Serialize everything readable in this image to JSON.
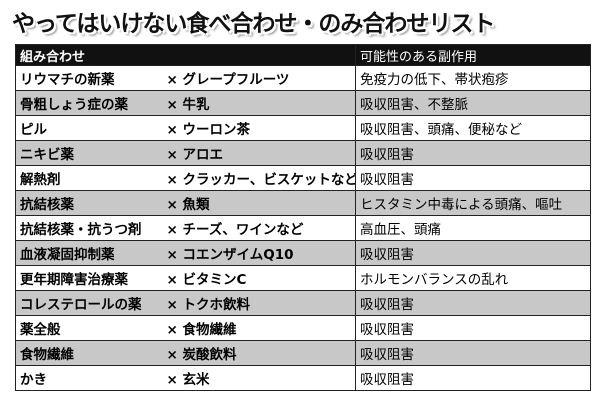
{
  "title": "やってはいけない食べ合わせ・のみ合わせリスト",
  "table": {
    "header": [
      "組み合わせ",
      "可能性のある副作用"
    ],
    "rows": [
      [
        "リウマチの新薬",
        "× グレープフルーツ",
        "免疫力の低下、帯状疱疹"
      ],
      [
        "骨粗しょう症の薬",
        "× 牛乳",
        "吸収阻害、不整脈"
      ],
      [
        "ピル",
        "× ウーロン茶",
        "吸収阻害、頭痛、便秘など"
      ],
      [
        "ニキビ薬",
        "× アロエ",
        "吸収阻害"
      ],
      [
        "解熱剤",
        "× クラッカー、ビスケットなど",
        "吸収阻害"
      ],
      [
        "抗結核薬",
        "× 魚類",
        "ヒスタミン中毒による頭痛、嘔吐"
      ],
      [
        "抗結核薬・抗うつ剤",
        "× チーズ、ワインなど",
        "高血圧、頭痛"
      ],
      [
        "血液凝固抑制薬",
        "× コエンザイムQ10",
        "吸収阻害"
      ],
      [
        "更年期障害治療薬",
        "× ビタミンC",
        "ホルモンバランスの乱れ"
      ],
      [
        "コレステロールの薬",
        "× トクホ飲料",
        "吸収阻害"
      ],
      [
        "薬全般",
        "× 食物繊維",
        "吸収阻害"
      ],
      [
        "食物繊維",
        "× 炭酸飲料",
        "吸収阻害"
      ],
      [
        "かき",
        "× 玄米",
        "吸収阻害"
      ]
    ]
  }
}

* * *

**Job:**
Transcribe all of the records above character for character. Exclude the pictures.

**Solution to this task:**
Serialize everything readable in this image to JSON.
{
  "title": "やってはいけない食べ合わせ・のみ合わせリスト",
  "table": {
    "header": [
      "組み合わせ",
      "可能性のある副作用"
    ],
    "rows": [
      [
        "リウマチの新薬",
        "× グレープフルーツ",
        "免疫力の低下、帯状疱疹"
      ],
      [
        "骨粗しょう症の薬",
        "× 牛乳",
        "吸収阻害、不整脈"
      ],
      [
        "ピル",
        "× ウーロン茶",
        "吸収阻害、頭痛、便秘など"
      ],
      [
        "ニキビ薬",
        "× アロエ",
        "吸収阻害"
      ],
      [
        "解熱剤",
        "× クラッカー、ビスケットなど",
        "吸収阻害"
      ],
      [
        "抗結核薬",
        "× 魚類",
        "ヒスタミン中毒による頭痛、嘔吐"
      ],
      [
        "抗結核薬・抗うつ剤",
        "× チーズ、ワインなど",
        "高血圧、頭痛"
      ],
      [
        "血液凝固抑制薬",
        "× コエンザイムQ10",
        "吸収阻害"
      ],
      [
        "更年期障害治療薬",
        "× ビタミンC",
        "ホルモンバランスの乱れ"
      ],
      [
        "コレステロールの薬",
        "× トクホ飲料",
        "吸収阻害"
      ],
      [
        "薬全般",
        "× 食物繊維",
        "吸収阻害"
      ],
      [
        "食物繊維",
        "× 炭酸飲料",
        "吸収阻害"
      ],
      [
        "かき",
        "× 玄米",
        "吸収阻害"
      ]
    ]
  }
}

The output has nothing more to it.